Written task
Copy all lines below containing "title".

Rows
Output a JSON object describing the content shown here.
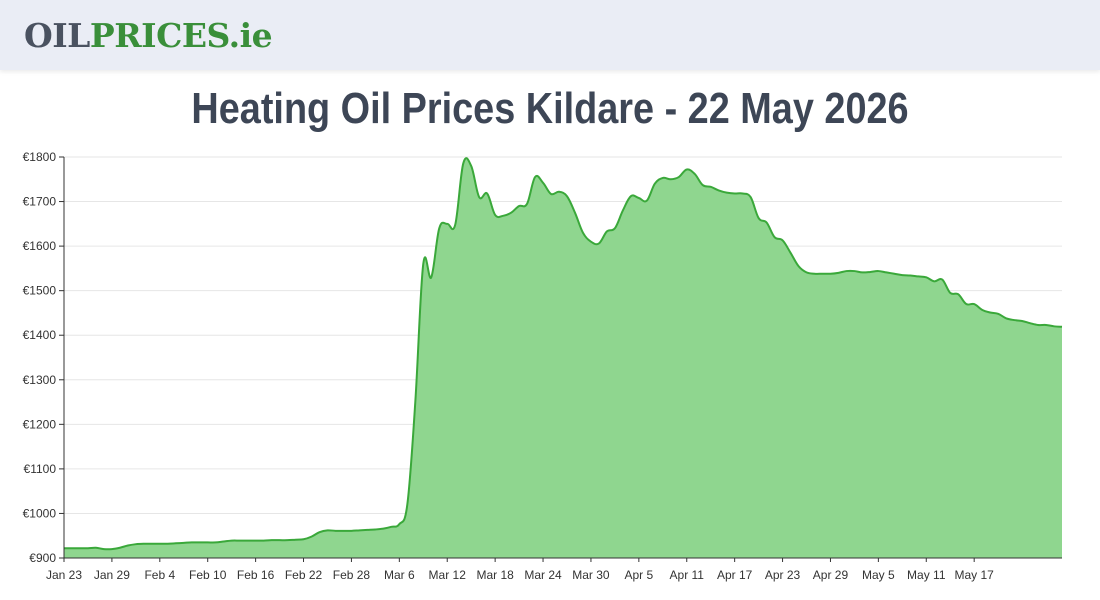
{
  "header": {
    "logo_part1": "OIL",
    "logo_part2": "PRICES",
    "logo_part3": ".ie"
  },
  "page": {
    "title": "Heating Oil Prices Kildare - 22 May 2026"
  },
  "colors": {
    "area_fill": "#8fd68f",
    "line": "#3aa83a",
    "grid": "#e6e6e6",
    "axis": "#333333",
    "header_bg": "#eaedf5"
  },
  "chart_data": {
    "type": "area",
    "title": "",
    "xlabel": "",
    "ylabel": "",
    "ylim": [
      900,
      1800
    ],
    "yticks": [
      "€900",
      "€1000",
      "€1100",
      "€1200",
      "€1300",
      "€1400",
      "€1500",
      "€1600",
      "€1700",
      "€1800"
    ],
    "xticks": [
      "Jan 23",
      "Jan 29",
      "Feb 4",
      "Feb 10",
      "Feb 16",
      "Feb 22",
      "Feb 28",
      "Mar 6",
      "Mar 12",
      "Mar 18",
      "Mar 24",
      "Mar 30",
      "Apr 5",
      "Apr 11",
      "Apr 17",
      "Apr 23",
      "Apr 29",
      "May 5",
      "May 11",
      "May 17"
    ],
    "grid": true,
    "legend": "none",
    "series": [
      {
        "values": [
          922,
          922,
          922,
          922,
          923,
          920,
          920,
          923,
          928,
          931,
          932,
          932,
          932,
          932,
          933,
          934,
          935,
          935,
          935,
          935,
          937,
          939,
          939,
          939,
          939,
          939,
          940,
          940,
          940,
          941,
          942,
          948,
          958,
          962,
          961,
          961,
          961,
          962,
          963,
          964,
          966,
          970,
          976,
          1020,
          1250,
          1560,
          1530,
          1640,
          1650,
          1648,
          1785,
          1780,
          1710,
          1718,
          1670,
          1668,
          1675,
          1690,
          1695,
          1755,
          1742,
          1717,
          1722,
          1712,
          1675,
          1630,
          1610,
          1606,
          1633,
          1640,
          1680,
          1712,
          1708,
          1702,
          1740,
          1753,
          1750,
          1755,
          1772,
          1762,
          1737,
          1733,
          1725,
          1720,
          1718,
          1718,
          1710,
          1663,
          1653,
          1620,
          1613,
          1585,
          1555,
          1541,
          1538,
          1538,
          1538,
          1540,
          1544,
          1544,
          1541,
          1542,
          1544,
          1541,
          1538,
          1535,
          1534,
          1532,
          1530,
          1521,
          1525,
          1495,
          1492,
          1470,
          1470,
          1457,
          1451,
          1448,
          1438,
          1434,
          1432,
          1427,
          1423,
          1423,
          1420,
          1419
        ]
      }
    ]
  }
}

Task response
    "title": "Heating Oil Prices Kildare - 22 May 2026"
    "title": "",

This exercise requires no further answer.